▶ DO THIS: Exact reproduction is required for all entries.

▶ RECORDS SHOWN:
☆ ☆ ☆ ☆

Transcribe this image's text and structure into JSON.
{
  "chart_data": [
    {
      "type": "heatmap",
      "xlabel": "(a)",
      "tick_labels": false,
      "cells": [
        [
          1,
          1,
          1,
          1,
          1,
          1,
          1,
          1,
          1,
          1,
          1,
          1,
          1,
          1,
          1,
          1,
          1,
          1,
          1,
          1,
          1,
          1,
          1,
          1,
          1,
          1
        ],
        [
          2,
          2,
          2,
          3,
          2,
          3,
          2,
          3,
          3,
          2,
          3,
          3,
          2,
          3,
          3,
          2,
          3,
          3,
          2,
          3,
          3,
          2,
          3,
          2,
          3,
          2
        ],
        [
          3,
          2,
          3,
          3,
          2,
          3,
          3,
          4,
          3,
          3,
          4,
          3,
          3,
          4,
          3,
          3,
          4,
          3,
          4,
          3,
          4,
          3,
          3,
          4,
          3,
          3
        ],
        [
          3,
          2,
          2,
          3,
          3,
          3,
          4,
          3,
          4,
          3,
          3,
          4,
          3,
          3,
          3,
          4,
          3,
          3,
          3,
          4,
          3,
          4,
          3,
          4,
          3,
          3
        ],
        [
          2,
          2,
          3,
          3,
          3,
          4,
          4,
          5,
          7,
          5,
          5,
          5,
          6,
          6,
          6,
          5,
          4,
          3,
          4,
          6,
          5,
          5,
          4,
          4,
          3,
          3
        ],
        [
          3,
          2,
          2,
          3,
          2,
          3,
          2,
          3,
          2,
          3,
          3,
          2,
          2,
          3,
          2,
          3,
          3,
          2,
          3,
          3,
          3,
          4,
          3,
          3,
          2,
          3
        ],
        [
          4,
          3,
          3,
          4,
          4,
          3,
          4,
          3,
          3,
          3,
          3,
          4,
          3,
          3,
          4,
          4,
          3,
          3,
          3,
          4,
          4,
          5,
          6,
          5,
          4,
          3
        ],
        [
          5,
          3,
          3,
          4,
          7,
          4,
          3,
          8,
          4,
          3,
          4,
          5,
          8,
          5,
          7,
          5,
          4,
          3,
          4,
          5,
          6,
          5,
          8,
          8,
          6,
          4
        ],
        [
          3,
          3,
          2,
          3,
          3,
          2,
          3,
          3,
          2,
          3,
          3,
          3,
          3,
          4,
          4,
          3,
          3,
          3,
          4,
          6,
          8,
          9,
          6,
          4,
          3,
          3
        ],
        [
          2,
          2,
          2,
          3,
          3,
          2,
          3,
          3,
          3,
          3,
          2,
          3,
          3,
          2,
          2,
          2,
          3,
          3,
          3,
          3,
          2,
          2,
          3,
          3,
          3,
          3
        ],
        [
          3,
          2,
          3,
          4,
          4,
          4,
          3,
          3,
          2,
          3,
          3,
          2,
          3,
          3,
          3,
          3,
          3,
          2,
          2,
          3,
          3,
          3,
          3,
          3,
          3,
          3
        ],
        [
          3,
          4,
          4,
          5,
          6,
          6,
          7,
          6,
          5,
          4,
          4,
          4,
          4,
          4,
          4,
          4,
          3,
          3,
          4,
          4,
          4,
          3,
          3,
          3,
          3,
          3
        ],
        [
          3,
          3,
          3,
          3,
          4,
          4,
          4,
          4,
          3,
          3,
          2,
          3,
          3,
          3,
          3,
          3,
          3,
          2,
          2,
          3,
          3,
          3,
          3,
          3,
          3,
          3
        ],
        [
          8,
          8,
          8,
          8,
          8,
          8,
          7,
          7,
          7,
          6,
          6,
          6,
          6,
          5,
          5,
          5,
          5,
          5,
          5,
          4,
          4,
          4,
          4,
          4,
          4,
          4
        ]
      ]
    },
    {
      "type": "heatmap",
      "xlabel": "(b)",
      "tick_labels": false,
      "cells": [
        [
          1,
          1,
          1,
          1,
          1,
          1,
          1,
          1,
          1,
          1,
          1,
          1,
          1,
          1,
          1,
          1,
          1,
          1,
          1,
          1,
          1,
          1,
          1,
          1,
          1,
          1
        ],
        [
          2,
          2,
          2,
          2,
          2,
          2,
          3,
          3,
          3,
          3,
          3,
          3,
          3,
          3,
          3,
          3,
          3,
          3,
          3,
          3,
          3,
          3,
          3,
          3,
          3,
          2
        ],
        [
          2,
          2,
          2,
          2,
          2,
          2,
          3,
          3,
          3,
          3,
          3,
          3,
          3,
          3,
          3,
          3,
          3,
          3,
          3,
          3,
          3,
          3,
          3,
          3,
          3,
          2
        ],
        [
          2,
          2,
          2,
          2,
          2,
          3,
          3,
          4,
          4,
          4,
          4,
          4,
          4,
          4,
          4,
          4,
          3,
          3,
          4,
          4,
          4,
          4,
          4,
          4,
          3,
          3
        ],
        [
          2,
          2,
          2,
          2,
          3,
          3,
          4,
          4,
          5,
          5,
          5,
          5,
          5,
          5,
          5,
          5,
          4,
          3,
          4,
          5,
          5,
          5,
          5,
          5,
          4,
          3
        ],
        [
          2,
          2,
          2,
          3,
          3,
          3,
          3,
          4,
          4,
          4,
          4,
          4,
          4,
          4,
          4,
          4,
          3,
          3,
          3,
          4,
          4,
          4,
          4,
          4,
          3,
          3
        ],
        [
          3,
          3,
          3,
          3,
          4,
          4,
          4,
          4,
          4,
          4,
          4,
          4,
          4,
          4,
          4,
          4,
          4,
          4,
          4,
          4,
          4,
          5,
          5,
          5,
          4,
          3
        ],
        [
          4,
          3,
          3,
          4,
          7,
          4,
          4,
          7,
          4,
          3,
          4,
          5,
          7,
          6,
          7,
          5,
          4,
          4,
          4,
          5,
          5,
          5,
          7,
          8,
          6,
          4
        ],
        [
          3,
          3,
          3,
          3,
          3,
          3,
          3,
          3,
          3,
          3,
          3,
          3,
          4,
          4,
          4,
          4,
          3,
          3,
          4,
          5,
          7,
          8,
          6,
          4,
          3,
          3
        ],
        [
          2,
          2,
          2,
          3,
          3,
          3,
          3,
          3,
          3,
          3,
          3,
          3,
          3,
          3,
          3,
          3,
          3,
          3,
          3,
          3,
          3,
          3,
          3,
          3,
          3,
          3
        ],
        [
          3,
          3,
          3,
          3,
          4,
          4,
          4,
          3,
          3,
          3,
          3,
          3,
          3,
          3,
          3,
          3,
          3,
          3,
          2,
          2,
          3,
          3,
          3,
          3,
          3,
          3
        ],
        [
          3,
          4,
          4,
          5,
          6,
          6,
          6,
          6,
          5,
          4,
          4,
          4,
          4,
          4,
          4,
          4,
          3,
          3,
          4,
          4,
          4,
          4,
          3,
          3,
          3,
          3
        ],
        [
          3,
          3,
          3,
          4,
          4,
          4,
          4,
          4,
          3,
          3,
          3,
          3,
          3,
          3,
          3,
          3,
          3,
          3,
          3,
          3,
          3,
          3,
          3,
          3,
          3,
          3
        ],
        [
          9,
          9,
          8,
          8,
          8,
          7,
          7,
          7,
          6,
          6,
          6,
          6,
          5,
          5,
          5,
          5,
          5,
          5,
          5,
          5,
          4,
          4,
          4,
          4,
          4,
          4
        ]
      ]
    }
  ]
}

☆ ☆ ☆ ☆

▶ CORRECT ANSWER:
Transcribe this image's text and structure into JSON.
{
  "chart_data": [
    {
      "type": "heatmap",
      "xlabel": "(a)",
      "tick_labels": false,
      "cells": [
        [
          1,
          1,
          1,
          1,
          1,
          1,
          1,
          1,
          1,
          1,
          1,
          1,
          1,
          1,
          1,
          1,
          1,
          1,
          1,
          1,
          1,
          1,
          1,
          1,
          1,
          1
        ],
        [
          2,
          2,
          2,
          3,
          2,
          3,
          2,
          3,
          3,
          2,
          3,
          3,
          2,
          3,
          3,
          2,
          3,
          3,
          2,
          3,
          3,
          2,
          3,
          2,
          3,
          2
        ],
        [
          3,
          2,
          3,
          3,
          2,
          3,
          3,
          4,
          3,
          3,
          4,
          3,
          3,
          4,
          3,
          3,
          4,
          3,
          4,
          3,
          4,
          3,
          3,
          4,
          3,
          3
        ],
        [
          3,
          2,
          2,
          3,
          3,
          3,
          4,
          3,
          4,
          3,
          3,
          4,
          3,
          3,
          3,
          4,
          3,
          3,
          3,
          4,
          3,
          4,
          3,
          4,
          3,
          3
        ],
        [
          2,
          2,
          3,
          3,
          3,
          4,
          4,
          5,
          7,
          5,
          5,
          5,
          6,
          6,
          6,
          5,
          4,
          3,
          4,
          6,
          5,
          5,
          4,
          4,
          3,
          3
        ],
        [
          3,
          2,
          2,
          3,
          2,
          3,
          2,
          3,
          2,
          3,
          3,
          2,
          2,
          3,
          2,
          3,
          3,
          2,
          3,
          3,
          3,
          4,
          3,
          3,
          2,
          3
        ],
        [
          4,
          3,
          3,
          4,
          4,
          3,
          4,
          3,
          3,
          3,
          3,
          4,
          3,
          3,
          4,
          4,
          3,
          3,
          3,
          4,
          4,
          5,
          6,
          5,
          4,
          3
        ],
        [
          5,
          3,
          3,
          4,
          7,
          4,
          3,
          8,
          4,
          3,
          4,
          5,
          8,
          5,
          7,
          5,
          4,
          3,
          4,
          5,
          6,
          5,
          8,
          8,
          6,
          4
        ],
        [
          3,
          3,
          2,
          3,
          3,
          2,
          3,
          3,
          2,
          3,
          3,
          3,
          3,
          4,
          4,
          3,
          3,
          3,
          4,
          6,
          8,
          9,
          6,
          4,
          3,
          3
        ],
        [
          2,
          2,
          2,
          3,
          3,
          2,
          3,
          3,
          3,
          3,
          2,
          3,
          3,
          2,
          2,
          2,
          3,
          3,
          3,
          3,
          2,
          2,
          3,
          3,
          3,
          3
        ],
        [
          3,
          2,
          3,
          4,
          4,
          4,
          3,
          3,
          2,
          3,
          3,
          2,
          3,
          3,
          3,
          3,
          3,
          2,
          2,
          3,
          3,
          3,
          3,
          3,
          3,
          3
        ],
        [
          3,
          4,
          4,
          5,
          6,
          6,
          7,
          6,
          5,
          4,
          4,
          4,
          4,
          4,
          4,
          4,
          3,
          3,
          4,
          4,
          4,
          3,
          3,
          3,
          3,
          3
        ],
        [
          3,
          3,
          3,
          3,
          4,
          4,
          4,
          4,
          3,
          3,
          2,
          3,
          3,
          3,
          3,
          3,
          3,
          2,
          2,
          3,
          3,
          3,
          3,
          3,
          3,
          3
        ],
        [
          8,
          8,
          8,
          8,
          8,
          8,
          7,
          7,
          7,
          6,
          6,
          6,
          6,
          5,
          5,
          5,
          5,
          5,
          5,
          4,
          4,
          4,
          4,
          4,
          4,
          4
        ]
      ]
    },
    {
      "type": "heatmap",
      "xlabel": "(b)",
      "tick_labels": false,
      "cells": [
        [
          1,
          1,
          1,
          1,
          1,
          1,
          1,
          1,
          1,
          1,
          1,
          1,
          1,
          1,
          1,
          1,
          1,
          1,
          1,
          1,
          1,
          1,
          1,
          1,
          1,
          1
        ],
        [
          2,
          2,
          2,
          2,
          2,
          2,
          3,
          3,
          3,
          3,
          3,
          3,
          3,
          3,
          3,
          3,
          3,
          3,
          3,
          3,
          3,
          3,
          3,
          3,
          3,
          2
        ],
        [
          2,
          2,
          2,
          2,
          2,
          2,
          3,
          3,
          3,
          3,
          3,
          3,
          3,
          3,
          3,
          3,
          3,
          3,
          3,
          3,
          3,
          3,
          3,
          3,
          3,
          2
        ],
        [
          2,
          2,
          2,
          2,
          2,
          3,
          3,
          4,
          4,
          4,
          4,
          4,
          4,
          4,
          4,
          4,
          3,
          3,
          4,
          4,
          4,
          4,
          4,
          4,
          3,
          3
        ],
        [
          2,
          2,
          2,
          2,
          3,
          3,
          4,
          4,
          5,
          5,
          5,
          5,
          5,
          5,
          5,
          5,
          4,
          3,
          4,
          5,
          5,
          5,
          5,
          5,
          4,
          3
        ],
        [
          2,
          2,
          2,
          3,
          3,
          3,
          3,
          4,
          4,
          4,
          4,
          4,
          4,
          4,
          4,
          4,
          3,
          3,
          3,
          4,
          4,
          4,
          4,
          4,
          3,
          3
        ],
        [
          3,
          3,
          3,
          3,
          4,
          4,
          4,
          4,
          4,
          4,
          4,
          4,
          4,
          4,
          4,
          4,
          4,
          4,
          4,
          4,
          4,
          5,
          5,
          5,
          4,
          3
        ],
        [
          4,
          3,
          3,
          4,
          7,
          4,
          4,
          7,
          4,
          3,
          4,
          5,
          7,
          6,
          7,
          5,
          4,
          4,
          4,
          5,
          5,
          5,
          7,
          8,
          6,
          4
        ],
        [
          3,
          3,
          3,
          3,
          3,
          3,
          3,
          3,
          3,
          3,
          3,
          3,
          4,
          4,
          4,
          4,
          3,
          3,
          4,
          5,
          7,
          8,
          6,
          4,
          3,
          3
        ],
        [
          2,
          2,
          2,
          3,
          3,
          3,
          3,
          3,
          3,
          3,
          3,
          3,
          3,
          3,
          3,
          3,
          3,
          3,
          3,
          3,
          3,
          3,
          3,
          3,
          3,
          3
        ],
        [
          3,
          3,
          3,
          3,
          4,
          4,
          4,
          3,
          3,
          3,
          3,
          3,
          3,
          3,
          3,
          3,
          3,
          3,
          2,
          2,
          3,
          3,
          3,
          3,
          3,
          3
        ],
        [
          3,
          4,
          4,
          5,
          6,
          6,
          6,
          6,
          5,
          4,
          4,
          4,
          4,
          4,
          4,
          4,
          3,
          3,
          4,
          4,
          4,
          4,
          3,
          3,
          3,
          3
        ],
        [
          3,
          3,
          3,
          4,
          4,
          4,
          4,
          4,
          3,
          3,
          3,
          3,
          3,
          3,
          3,
          3,
          3,
          3,
          3,
          3,
          3,
          3,
          3,
          3,
          3,
          3
        ],
        [
          9,
          9,
          8,
          8,
          8,
          7,
          7,
          7,
          6,
          6,
          6,
          6,
          5,
          5,
          5,
          5,
          5,
          5,
          5,
          5,
          4,
          4,
          4,
          4,
          4,
          4
        ]
      ]
    }
  ]
}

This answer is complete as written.